BEGIN

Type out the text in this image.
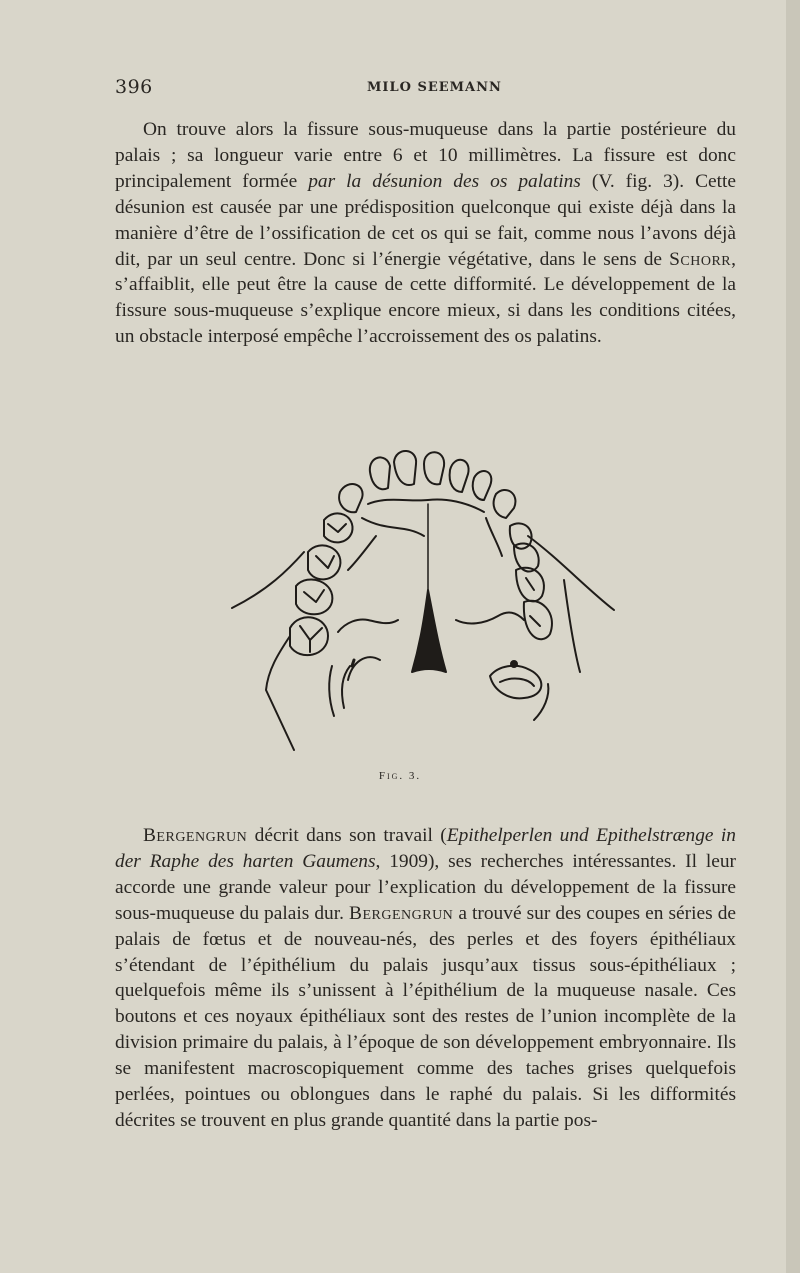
396	MILO SEEMANN

On trouve alors la fissure sous-muqueuse dans la partie postérieure du palais ; sa longueur varie entre 6 et 10 millimètres. La fissure est donc principalement formée par la désunion des os palatins (V. fig. 3). Cette désunion est causée par une prédisposition quelconque qui existe déjà dans la manière d’être de l’ossification de cet os qui se fait, comme nous l’avons déjà dit, par un seul centre. Donc si l’énergie végétative, dans le sens de Schorr, s’affaiblit, elle peut être la cause de cette difformité. Le développement de la fissure sous-muqueuse s’explique encore mieux, si dans les conditions citées, un obstacle interposé empêche l’accroissement des os palatins.

Fig. 3.

Bergengrun décrit dans son travail (Epithelperlen und Epithelstrænge in der Raphe des harten Gaumens, 1909), ses recherches intéressantes. Il leur accorde une grande valeur pour l’explication du développement de la fissure sous-muqueuse du palais dur. Bergengrun a trouvé sur des coupes en séries de palais de fœtus et de nouveau-nés, des perles et des foyers épithéliaux s’étendant de l’épithélium du palais jusqu’aux tissus sous-épithéliaux ; quelquefois même ils s’unissent à l’épithélium de la muqueuse nasale. Ces boutons et ces noyaux épithéliaux sont des restes de l’union incomplète de la division primaire du palais, à l’époque de son développement embryonnaire. Ils se manifestent macroscopiquement comme des taches grises quelquefois perlées, pointues ou oblongues dans le raphé du palais. Si les difformités décrites se trouvent en plus grande quantité dans la partie pos-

END

Your task is to report how many lines of the material include the string "développement". Give the number and no other words.

2